| CHALLENGE |
Every line of the listing must be reproduced as it stands. Leave the images behind.

- - - - -

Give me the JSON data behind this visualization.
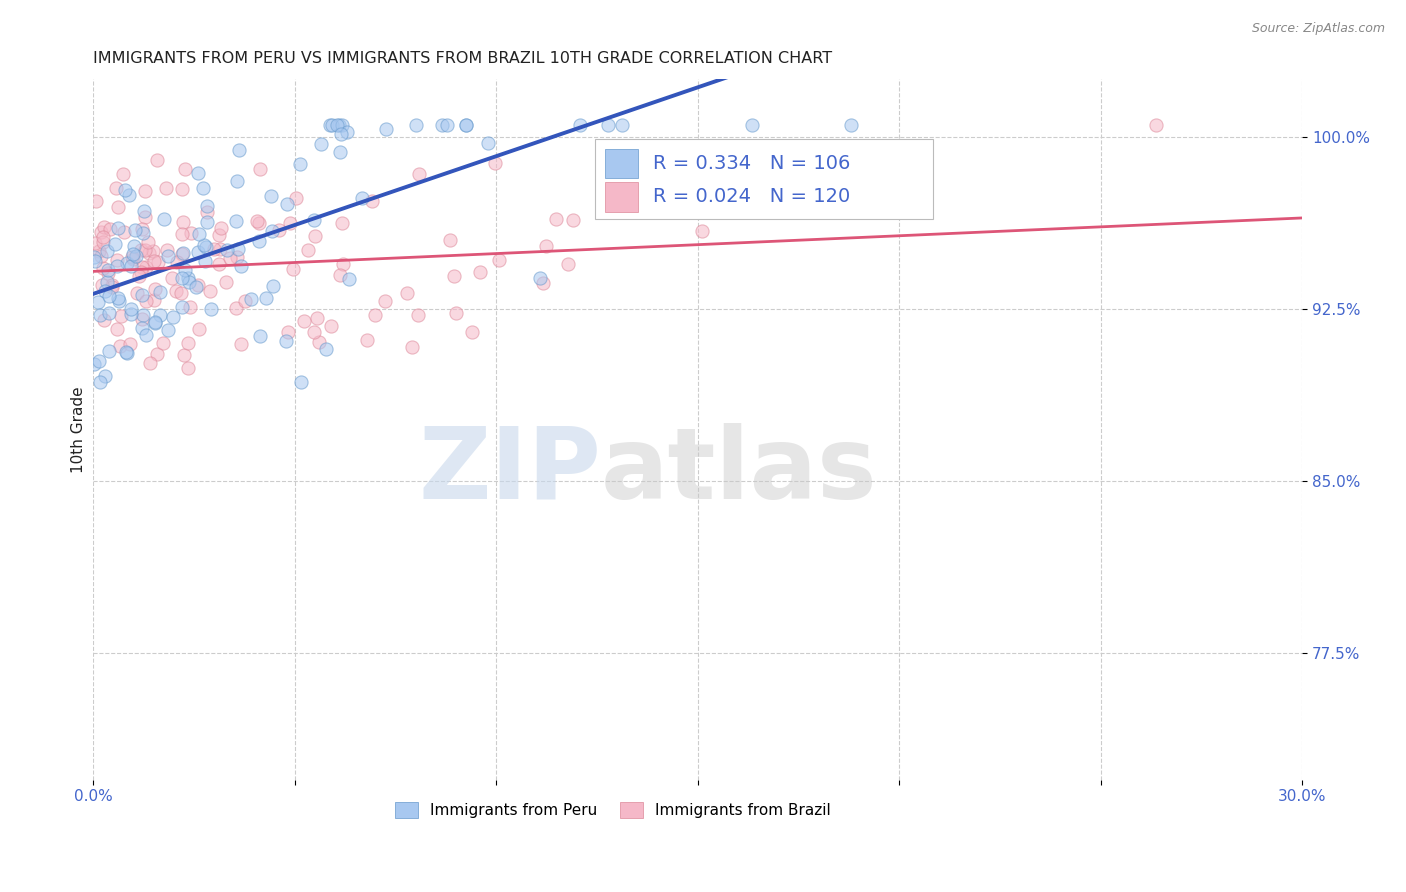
{
  "title": "IMMIGRANTS FROM PERU VS IMMIGRANTS FROM BRAZIL 10TH GRADE CORRELATION CHART",
  "source": "Source: ZipAtlas.com",
  "ylabel": "10th Grade",
  "ytick_values": [
    0.775,
    0.85,
    0.925,
    1.0
  ],
  "xlim": [
    0.0,
    0.3
  ],
  "ylim": [
    0.72,
    1.025
  ],
  "peru_R": 0.334,
  "peru_N": 106,
  "brazil_R": 0.024,
  "brazil_N": 120,
  "peru_color": "#a8c8f0",
  "peru_edge_color": "#6699cc",
  "brazil_color": "#f5b8c8",
  "brazil_edge_color": "#dd8899",
  "trendline_peru_color": "#3355bb",
  "trendline_brazil_color": "#dd5577",
  "legend_peru_label": "Immigrants from Peru",
  "legend_brazil_label": "Immigrants from Brazil",
  "watermark_zip": "ZIP",
  "watermark_atlas": "atlas",
  "background_color": "#ffffff",
  "grid_color": "#cccccc",
  "title_color": "#222222",
  "stat_color": "#4466cc",
  "source_color": "#888888",
  "marker_size": 90,
  "marker_alpha": 0.55
}
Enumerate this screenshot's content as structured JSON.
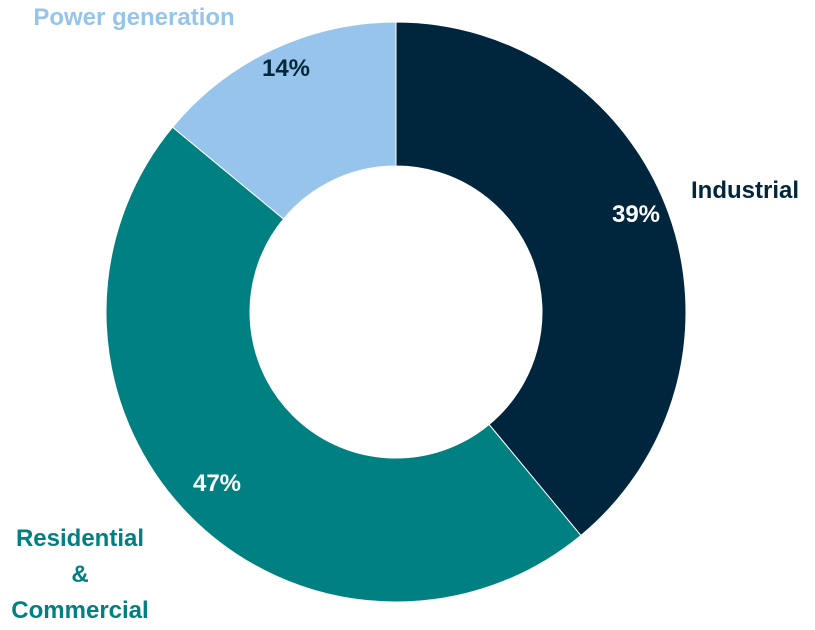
{
  "chart_data": {
    "type": "pie",
    "donut": true,
    "slices": [
      {
        "label": "Industrial",
        "label_lines": [
          "Industrial"
        ],
        "value": 39,
        "value_label": "39%",
        "color": "#00263e",
        "label_color": "#00263e",
        "pct_color": "#ffffff"
      },
      {
        "label": "Residential & Commercial",
        "label_lines": [
          "Residential",
          "&",
          "Commercial"
        ],
        "value": 47,
        "value_label": "47%",
        "color": "#008080",
        "label_color": "#008080",
        "pct_color": "#ffffff"
      },
      {
        "label": "Power generation",
        "label_lines": [
          "Power generation"
        ],
        "value": 14,
        "value_label": "14%",
        "color": "#97c4ea",
        "label_color": "#97c4ea",
        "pct_color": "#00263e"
      }
    ],
    "start": "12 o'clock",
    "direction": "clockwise"
  }
}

- - - - -

| EXERCISE RESULT |
Give me the JSON data behind this visualization.
{
  "title": "IMMIGRANTS FROM PERU VS IMMIGRANTS FROM BRAZIL 10TH GRADE CORRELATION CHART",
  "source": "Source: ZipAtlas.com",
  "ylabel": "10th Grade",
  "ytick_values": [
    0.775,
    0.85,
    0.925,
    1.0
  ],
  "xlim": [
    0.0,
    0.3
  ],
  "ylim": [
    0.72,
    1.025
  ],
  "peru_R": 0.334,
  "peru_N": 106,
  "brazil_R": 0.024,
  "brazil_N": 120,
  "peru_color": "#a8c8f0",
  "peru_edge_color": "#6699cc",
  "brazil_color": "#f5b8c8",
  "brazil_edge_color": "#dd8899",
  "trendline_peru_color": "#3355bb",
  "trendline_brazil_color": "#dd5577",
  "legend_peru_label": "Immigrants from Peru",
  "legend_brazil_label": "Immigrants from Brazil",
  "watermark_zip": "ZIP",
  "watermark_atlas": "atlas",
  "background_color": "#ffffff",
  "grid_color": "#cccccc",
  "title_color": "#222222",
  "stat_color": "#4466cc",
  "source_color": "#888888",
  "marker_size": 90,
  "marker_alpha": 0.55
}
Enumerate this screenshot's content as structured JSON.
{
  "chart_data": {
    "type": "pie",
    "donut": true,
    "slices": [
      {
        "label": "Industrial",
        "label_lines": [
          "Industrial"
        ],
        "value": 39,
        "value_label": "39%",
        "color": "#00263e",
        "label_color": "#00263e",
        "pct_color": "#ffffff"
      },
      {
        "label": "Residential & Commercial",
        "label_lines": [
          "Residential",
          "&",
          "Commercial"
        ],
        "value": 47,
        "value_label": "47%",
        "color": "#008080",
        "label_color": "#008080",
        "pct_color": "#ffffff"
      },
      {
        "label": "Power generation",
        "label_lines": [
          "Power generation"
        ],
        "value": 14,
        "value_label": "14%",
        "color": "#97c4ea",
        "label_color": "#97c4ea",
        "pct_color": "#00263e"
      }
    ],
    "start": "12 o'clock",
    "direction": "clockwise"
  }
}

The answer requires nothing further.